Plusieurs arrestations

Sur place, la police a fait état de sept arrestations. Le président Pierre Nkurunziza s'est adressé hier à son peuple. Dans un message à la nation diffusé par la radio publique,il a lancé un appel au calme. "Restez unis et évitez le piège de la vengeance", a-t-il dit, promettant que les meurtriers seraient traduits en justice. "Je viens de perdre un frère, un compagnon de lutte. Triste réalité, le général Adolphe Nshimirimana n'est plus de ce monde", a réagi le conseiller de la présidence, Willy Nyamitwe. Tard dimanche soir, des coups de feu sporadiques ont été entendus dans le nord de Bujumbura.

Vous pouvez écouter les explications de notre correspondant sur place, Fiacre Ndayiragije.

Par ailleurs, Esdras Ndikumana, journaliste qui collabore avec l'AFP et RFI, prenait des photos sur les lieux de l'attaque quand il a été arrêté par des membres du Service national de renseignement (SNR). Retenu deux heures dans leurs locaux, il dit avoir été violemment frappé au dos, aux jambes et sur les plantes des pieds, avant d'être relâché et hospitalisé.

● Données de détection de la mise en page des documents

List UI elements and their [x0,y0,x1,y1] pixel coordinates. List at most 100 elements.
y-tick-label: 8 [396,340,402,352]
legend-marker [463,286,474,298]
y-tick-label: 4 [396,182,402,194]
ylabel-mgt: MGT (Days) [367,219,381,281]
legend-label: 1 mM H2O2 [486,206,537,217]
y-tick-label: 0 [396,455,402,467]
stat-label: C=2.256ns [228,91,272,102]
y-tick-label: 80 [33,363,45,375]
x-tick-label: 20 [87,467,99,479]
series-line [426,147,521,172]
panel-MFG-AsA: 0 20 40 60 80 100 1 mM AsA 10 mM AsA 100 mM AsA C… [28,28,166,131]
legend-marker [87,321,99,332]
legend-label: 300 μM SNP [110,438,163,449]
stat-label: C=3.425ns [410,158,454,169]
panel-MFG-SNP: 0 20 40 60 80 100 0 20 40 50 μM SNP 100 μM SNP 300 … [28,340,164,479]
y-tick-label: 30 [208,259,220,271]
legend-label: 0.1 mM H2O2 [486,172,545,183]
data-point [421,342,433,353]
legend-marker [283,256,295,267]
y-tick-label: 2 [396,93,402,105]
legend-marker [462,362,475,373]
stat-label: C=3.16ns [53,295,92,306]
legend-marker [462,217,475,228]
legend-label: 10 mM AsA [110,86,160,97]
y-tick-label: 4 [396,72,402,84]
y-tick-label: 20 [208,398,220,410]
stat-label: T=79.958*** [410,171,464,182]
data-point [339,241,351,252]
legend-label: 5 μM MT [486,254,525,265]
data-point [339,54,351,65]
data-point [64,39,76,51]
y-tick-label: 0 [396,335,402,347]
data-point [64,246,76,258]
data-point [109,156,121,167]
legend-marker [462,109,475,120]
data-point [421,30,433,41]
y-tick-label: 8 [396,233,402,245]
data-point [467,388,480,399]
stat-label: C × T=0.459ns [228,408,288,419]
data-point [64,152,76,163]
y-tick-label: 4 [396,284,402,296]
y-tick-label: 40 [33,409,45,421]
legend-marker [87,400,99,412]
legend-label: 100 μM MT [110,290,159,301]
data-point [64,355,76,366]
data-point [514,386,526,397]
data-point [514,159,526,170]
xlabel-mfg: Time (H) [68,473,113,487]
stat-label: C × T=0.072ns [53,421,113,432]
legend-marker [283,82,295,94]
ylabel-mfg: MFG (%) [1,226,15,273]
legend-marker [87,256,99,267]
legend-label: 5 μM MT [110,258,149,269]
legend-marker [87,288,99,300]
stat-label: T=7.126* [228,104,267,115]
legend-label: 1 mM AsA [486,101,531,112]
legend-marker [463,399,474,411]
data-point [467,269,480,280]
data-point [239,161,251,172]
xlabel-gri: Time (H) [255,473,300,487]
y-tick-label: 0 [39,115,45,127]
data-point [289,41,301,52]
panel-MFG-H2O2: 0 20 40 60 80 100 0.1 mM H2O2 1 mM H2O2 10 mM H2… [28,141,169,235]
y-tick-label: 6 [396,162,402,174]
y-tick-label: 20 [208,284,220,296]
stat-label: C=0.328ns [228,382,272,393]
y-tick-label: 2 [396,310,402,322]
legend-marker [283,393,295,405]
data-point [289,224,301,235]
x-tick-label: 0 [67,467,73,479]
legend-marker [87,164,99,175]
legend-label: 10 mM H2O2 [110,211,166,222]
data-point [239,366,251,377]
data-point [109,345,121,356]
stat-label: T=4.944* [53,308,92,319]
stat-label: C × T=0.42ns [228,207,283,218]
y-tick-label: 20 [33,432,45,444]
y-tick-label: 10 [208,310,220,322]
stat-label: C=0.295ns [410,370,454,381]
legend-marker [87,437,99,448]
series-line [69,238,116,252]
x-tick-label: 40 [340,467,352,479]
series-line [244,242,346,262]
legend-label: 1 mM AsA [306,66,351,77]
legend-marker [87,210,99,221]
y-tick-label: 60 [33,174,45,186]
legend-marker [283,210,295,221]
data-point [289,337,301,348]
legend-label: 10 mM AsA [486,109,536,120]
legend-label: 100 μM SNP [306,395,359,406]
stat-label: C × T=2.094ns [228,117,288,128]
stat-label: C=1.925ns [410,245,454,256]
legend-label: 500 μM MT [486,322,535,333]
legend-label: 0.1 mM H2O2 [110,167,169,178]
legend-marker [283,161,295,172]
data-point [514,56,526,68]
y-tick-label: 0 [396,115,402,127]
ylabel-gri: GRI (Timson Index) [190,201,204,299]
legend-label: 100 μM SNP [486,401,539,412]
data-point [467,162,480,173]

● Consignes
1 - Imprimez tout le passage du texte, depuis "Sur place, la" jusqu'à "nord de Bujumbura.".
2 - D'après le texte, pourquoi Willy Nyamitwe dit-il venir de perdre un frère ?

● Réponses par point
1 -
Sur place, la police a fait état de sept arrestations. Le président Pierre Nkurunziza s'est adressé hier à son peuple. Dans un message à la nation diffusé par la radio publique,il a lancé un appel au calme. "Restez unis et évitez le piège de la vengeance", a-t-il dit, promettant que les meurtriers seraient traduits en justice. "Je viens de perdre un frère, un compagnon de lutte. Triste réalité, le général Adolphe Nshimirimana n'est plus de ce monde", a réagi le conseiller de la présidence, Willy Nyamitwe. Tard dimanche soir, des coups de feu sporadiques ont été entendus dans le nord de Bujumbura.

2 - Il dit avoir perdu un frère parce que le général Adolphe Nshimirimana, qu'il appelle aussi un compagnon de lutte, n'est plus de ce monde.